INPUT ROWS:
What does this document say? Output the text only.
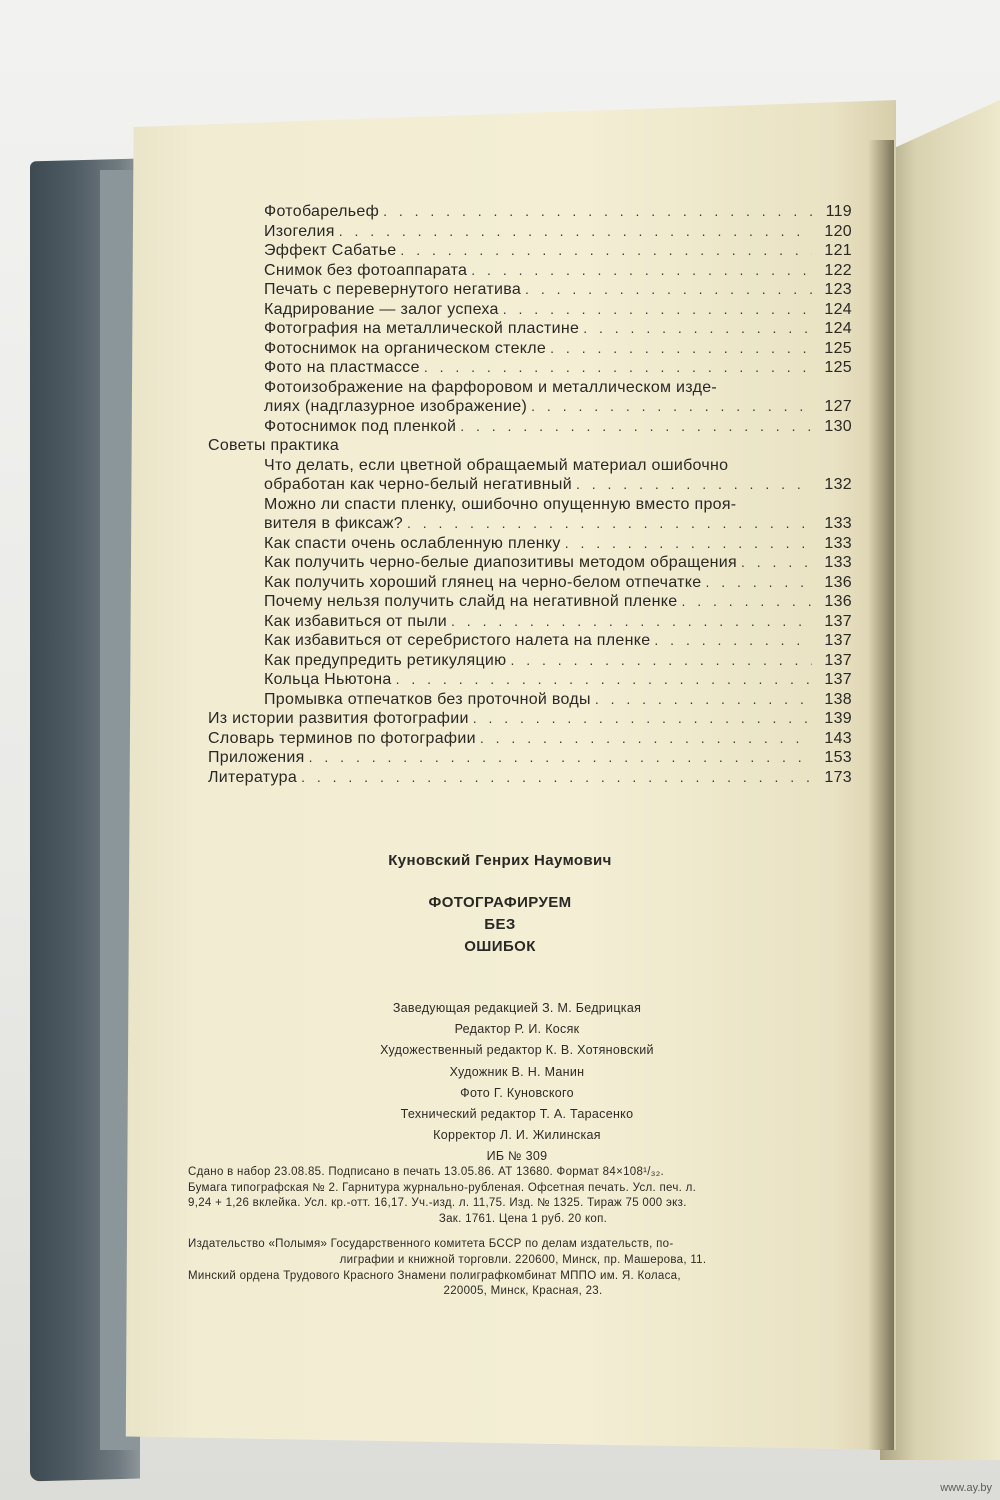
Фотобарельеф . . .	119
Изогелия . . .	120
Эффект Сабатье . . .	121
Снимок без фотоаппарата . . .	122
Печать с перевернутого негатива . . .	123
Кадрирование — залог успеха . . .	124
Фотография на металлической пластине . . .	124
Фотоснимок на органическом стекле . . .	125
Фото на пластмассе . . .	125
Фотоизображение на фарфоровом и металлическом изде-
лиях (надглазурное изображение) . . .	127
Фотоснимок под пленкой . . .	130
Советы практика
Что делать, если цветной обращаемый материал ошибочно
обработан как черно-белый негативный . . .	132
Можно ли спасти пленку, ошибочно опущенную вместо проя-
вителя в фиксаж? . . .	133
Как спасти очень ослабленную пленку . . .	133
Как получить черно-белые диапозитивы методом обращения . . .	133
Как получить хороший глянец на черно-белом отпечатке . . .	136
Почему нельзя получить слайд на негативной пленке . . .	136
Как избавиться от пыли . . .	137
Как избавиться от серебристого налета на пленке . . .	137
Как предупредить ретикуляцию . . .	137
Кольца Ньютона . . .	137
Промывка отпечатков без проточной воды . . .	138
Из истории развития фотографии . . .	139
Словарь терминов по фотографии . . .	143
Приложения . . .	153
Литература . . .	173
Куновский Генрих Наумович
ФОТОГРАФИРУЕМ
БЕЗ
ОШИБОК
Заведующая редакцией З. М. Бедрицкая
Редактор Р. И. Косяк
Художественный редактор К. В. Хотяновский
Художник В. Н. Манин
Фото Г. Куновского
Технический редактор Т. А. Тарасенко
Корректор Л. И. Жилинская
ИБ № 309
Сдано в набор 23.08.85. Подписано в печать 13.05.86. АТ 13680. Формат 84×108¹/₃₂.
Бумага типографская № 2. Гарнитура журнально-рубленая. Офсетная печать. Усл. печ. л.
9,24 + 1,26 вклейка. Усл. кр.-отт. 16,17. Уч.-изд. л. 11,75. Изд. № 1325. Тираж 75 000 экз.
Зак. 1761. Цена 1 руб. 20 коп.
Издательство «Полымя» Государственного комитета БССР по делам издательств, по-
лиграфии и книжной торговли. 220600, Минск, пр. Машерова, 11.
Минский ордена Трудового Красного Знамени полиграфкомбинат МППО им. Я. Коласа,
220005, Минск, Красная, 23.
www.ay.by
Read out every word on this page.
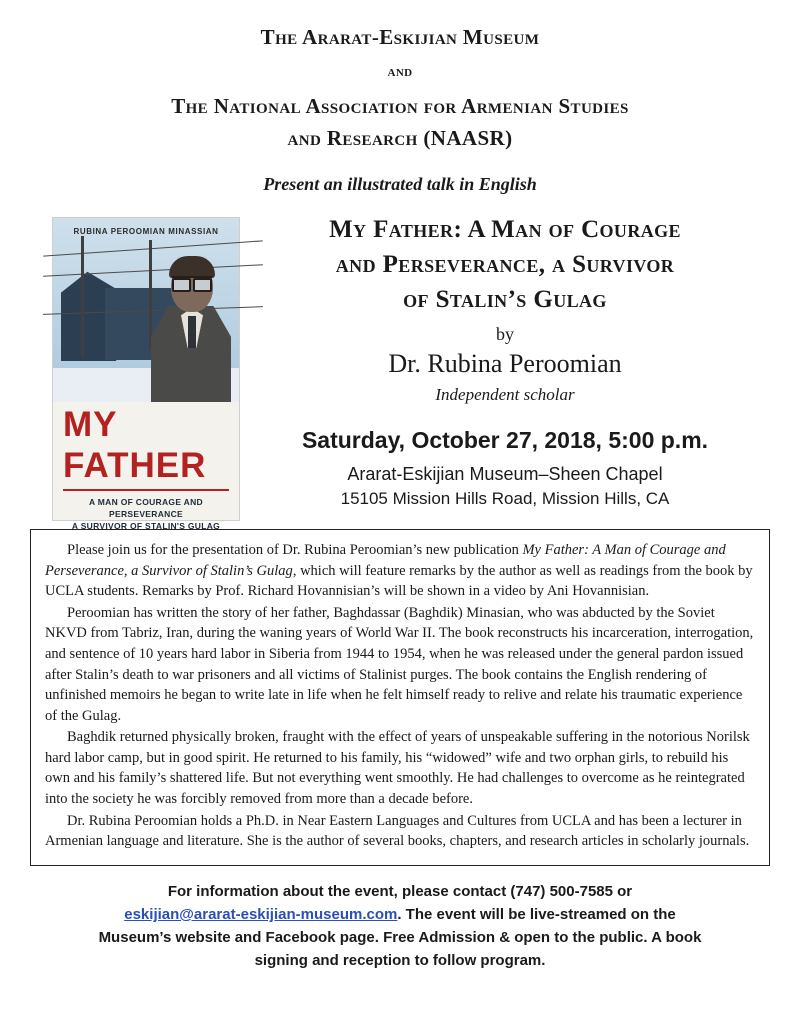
The Ararat-Eskijian Museum
and
The National Association for Armenian Studies
and Research (NAASR)
Present an illustrated talk in English
RUBINA PEROOMIAN MINASSIAN
MY
FATHER
A MAN OF COURAGE AND PERSEVERANCE
A SURVIVOR OF STALIN'S GULAG
My Father: A Man of Courage
and Perseverance, a Survivor
of Stalin’s Gulag
by
Dr. Rubina Peroomian
Independent scholar
Saturday, October 27, 2018, 5:00 p.m.
Ararat-Eskijian Museum–Sheen Chapel
15105 Mission Hills Road, Mission Hills, CA

Please join us for the presentation of Dr. Rubina Peroomian’s new publication My Father: A Man of Courage and Perseverance, a Survivor of Stalin’s Gulag, which will feature remarks by the author as well as readings from the book by UCLA students. Remarks by Prof. Richard Hovannisian’s will be shown in a video by Ani Hovannisian.

Peroomian has written the story of her father, Baghdassar (Baghdik) Minasian, who was abducted by the Soviet NKVD from Tabriz, Iran, during the waning years of World War II. The book reconstructs his incarceration, interrogation, and sentence of 10 years hard labor in Siberia from 1944 to 1954, when he was released under the general pardon issued after Stalin’s death to war prisoners and all victims of Stalinist purges. The book contains the English rendering of unfinished memoirs he began to write late in life when he felt himself ready to relive and relate his traumatic experience of the Gulag.

Baghdik returned physically broken, fraught with the effect of years of unspeakable suffering in the notorious Norilsk hard labor camp, but in good spirit. He returned to his family, his “widowed” wife and two orphan girls, to rebuild his own and his family’s shattered life. But not everything went smoothly. He had challenges to overcome as he reintegrated into the society he was forcibly removed from more than a decade before.

Dr. Rubina Peroomian holds a Ph.D. in Near Eastern Languages and Cultures from UCLA and has been a lecturer in Armenian language and literature. She is the author of several books, chapters, and research articles in scholarly journals.

For information about the event, please contact (747) 500-7585 or
eskijian@ararat-eskijian-museum.com. The event will be live-streamed on the
Museum’s website and Facebook page. Free Admission & open to the public. A book
signing and reception to follow program.
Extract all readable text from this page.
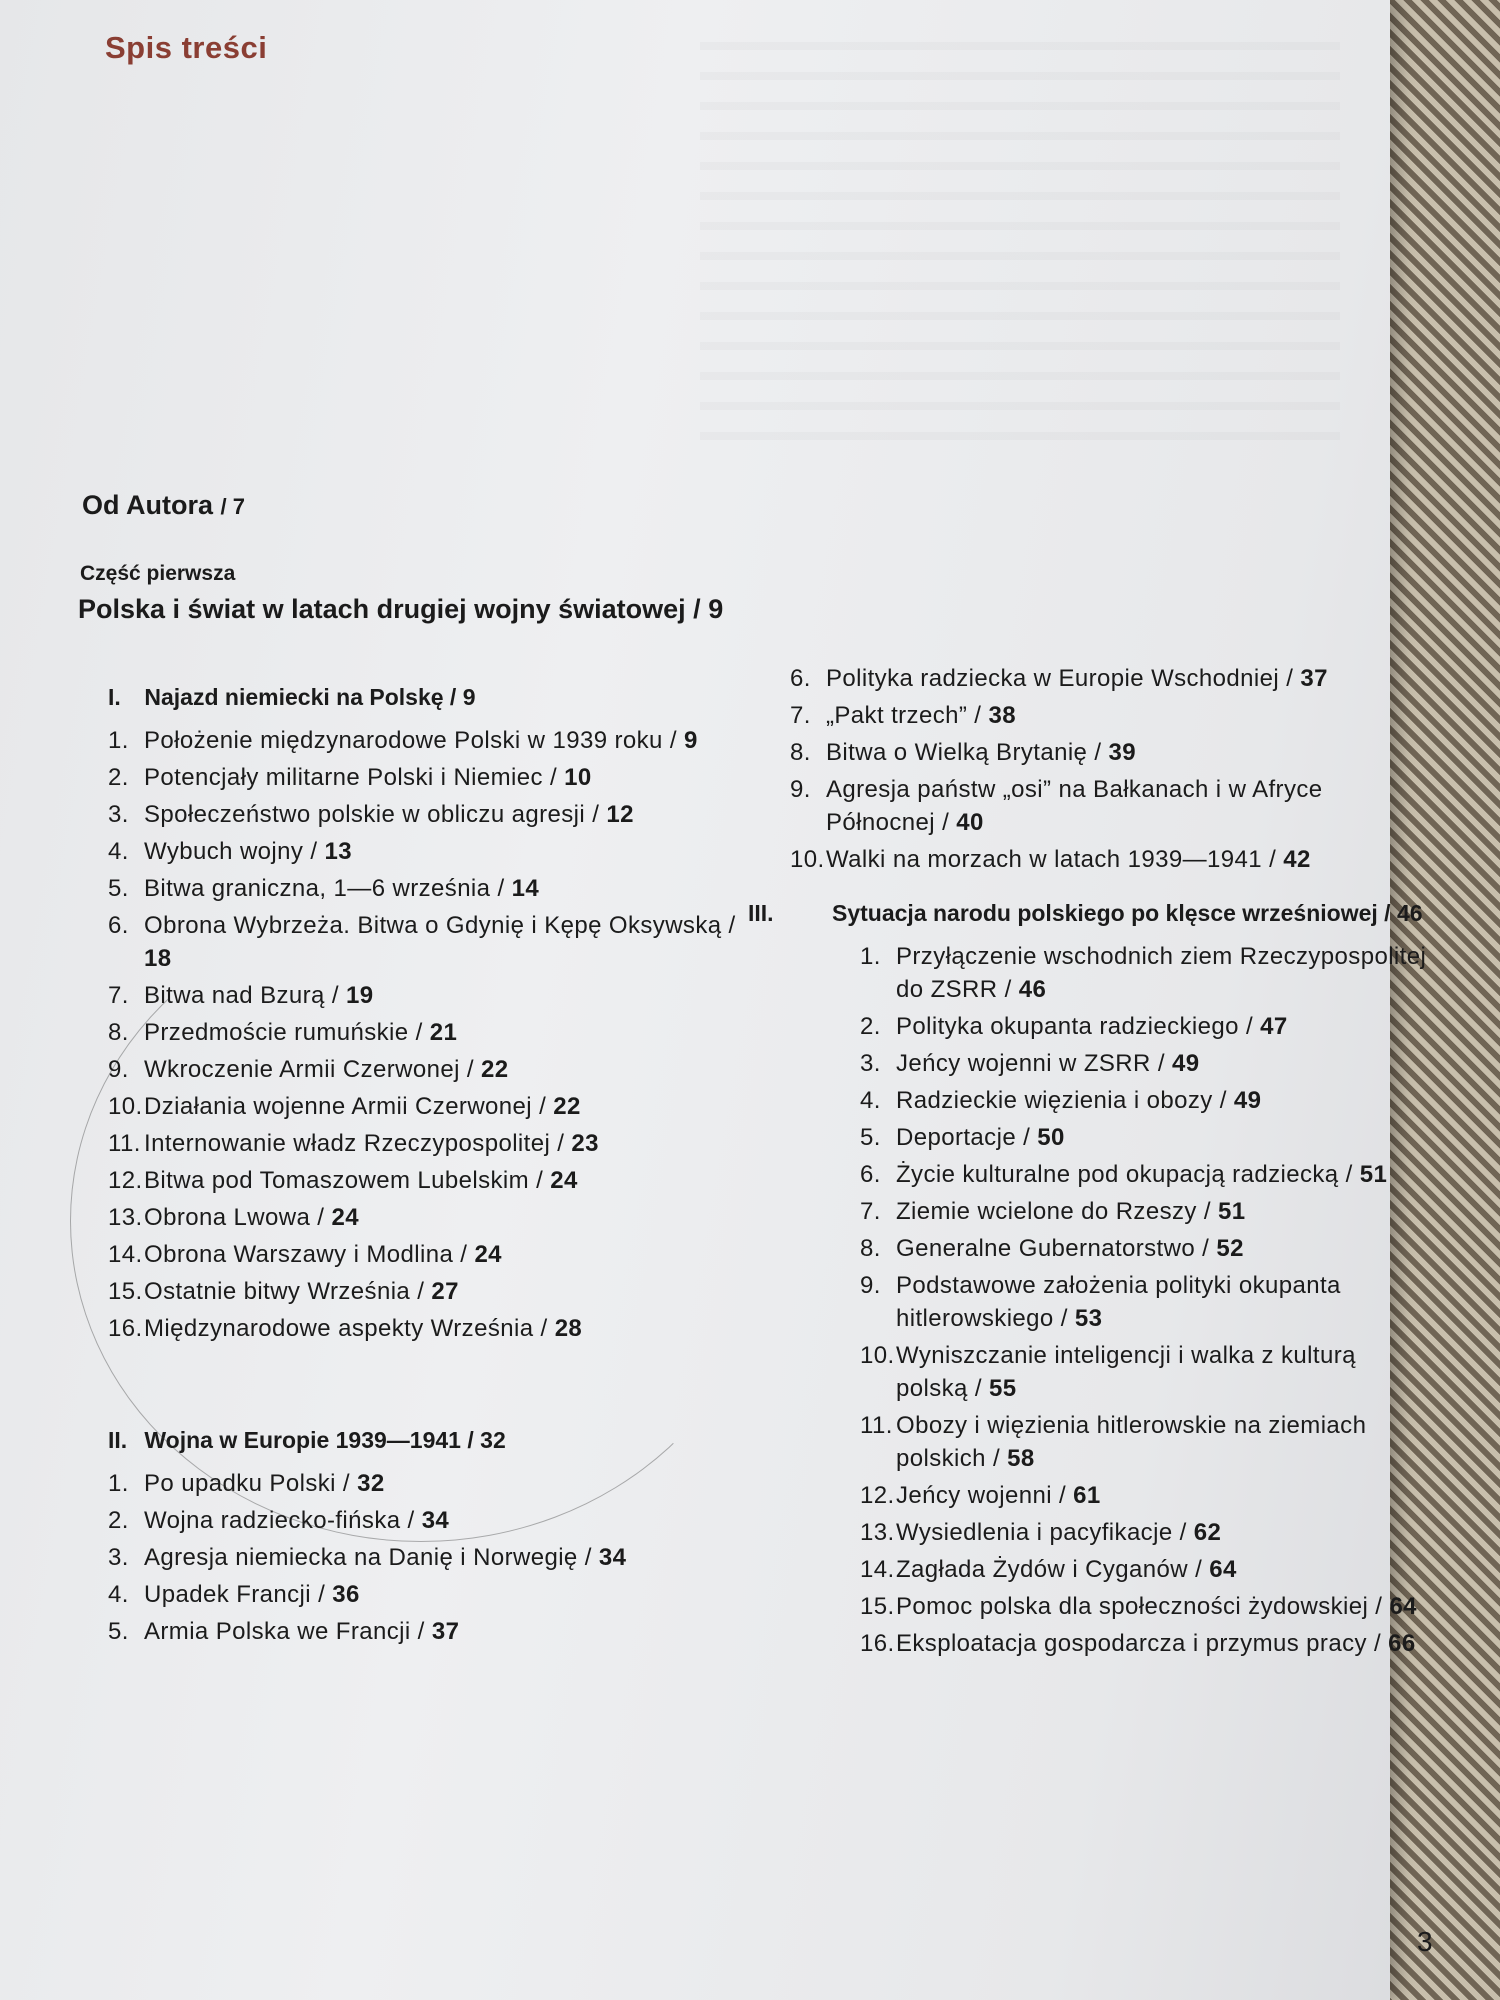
Spis treści
Od Autora / 7
Część pierwsza
Polska i świat w latach drugiej wojny światowej / 9
I. Najazd niemiecki na Polskę / 9
1. Położenie międzynarodowe Polski w 1939 roku / 9
2. Potencjały militarne Polski i Niemiec / 10
3. Społeczeństwo polskie w obliczu agresji / 12
4. Wybuch wojny / 13
5. Bitwa graniczna, 1—6 września / 14
6. Obrona Wybrzeża. Bitwa o Gdynię i Kępę Oksywską / 18
7. Bitwa nad Bzurą / 19
8. Przedmoście rumuńskie / 21
9. Wkroczenie Armii Czerwonej / 22
10.Działania wojenne Armii Czerwonej / 22
11. Internowanie władz Rzeczypospolitej / 23
12.Bitwa pod Tomaszowem Lubelskim / 24
13.Obrona Lwowa / 24
14.Obrona Warszawy i Modlina / 24
15.Ostatnie bitwy Września / 27
16.Międzynarodowe aspekty Września / 28
II. Wojna w Europie 1939—1941 / 32
1. Po upadku Polski / 32
2. Wojna radziecko-fińska / 34
3. Agresja niemiecka na Danię i Norwegię / 34
4. Upadek Francji / 36
5. Armia Polska we Francji / 37
6. Polityka radziecka w Europie Wschodniej / 37
7. „Pakt trzech” / 38
8. Bitwa o Wielką Brytanię / 39
9. Agresja państw „osi” na Bałkanach i w Afryce Północnej / 40
10.Walki na morzach w latach 1939—1941 / 42
III.	Sytuacja narodu polskiego po klęsce wrześniowej / 46
1. Przyłączenie wschodnich ziem Rzeczypospolitej do ZSRR / 46
2. Polityka okupanta radzieckiego / 47
3. Jeńcy wojenni w ZSRR / 49
4. Radzieckie więzienia i obozy / 49
5. Deportacje / 50
6. Życie kulturalne pod okupacją radziecką / 51
7. Ziemie wcielone do Rzeszy / 51
8. Generalne Gubernatorstwo / 52
9. Podstawowe założenia polityki okupanta hitlerowskiego / 53
10.Wyniszczanie inteligencji i walka z kulturą polską / 55
11. Obozy i więzienia hitlerowskie na ziemiach polskich / 58
12.Jeńcy wojenni / 61
13.Wysiedlenia i pacyfikacje / 62
14.Zagłada Żydów i Cyganów / 64
15.Pomoc polska dla społeczności żydowskiej / 64
16.Eksploatacja gospodarcza i przymus pracy / 66
3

DIRECTIONS FOR THIS TASK:
Note each line of the entries that has "пленке" in it, and copy those lines.

THE RESULT:
Почему нельзя получить слайд на негативной пленке . . .	136
Как избавиться от серебристого налета на пленке . . .	137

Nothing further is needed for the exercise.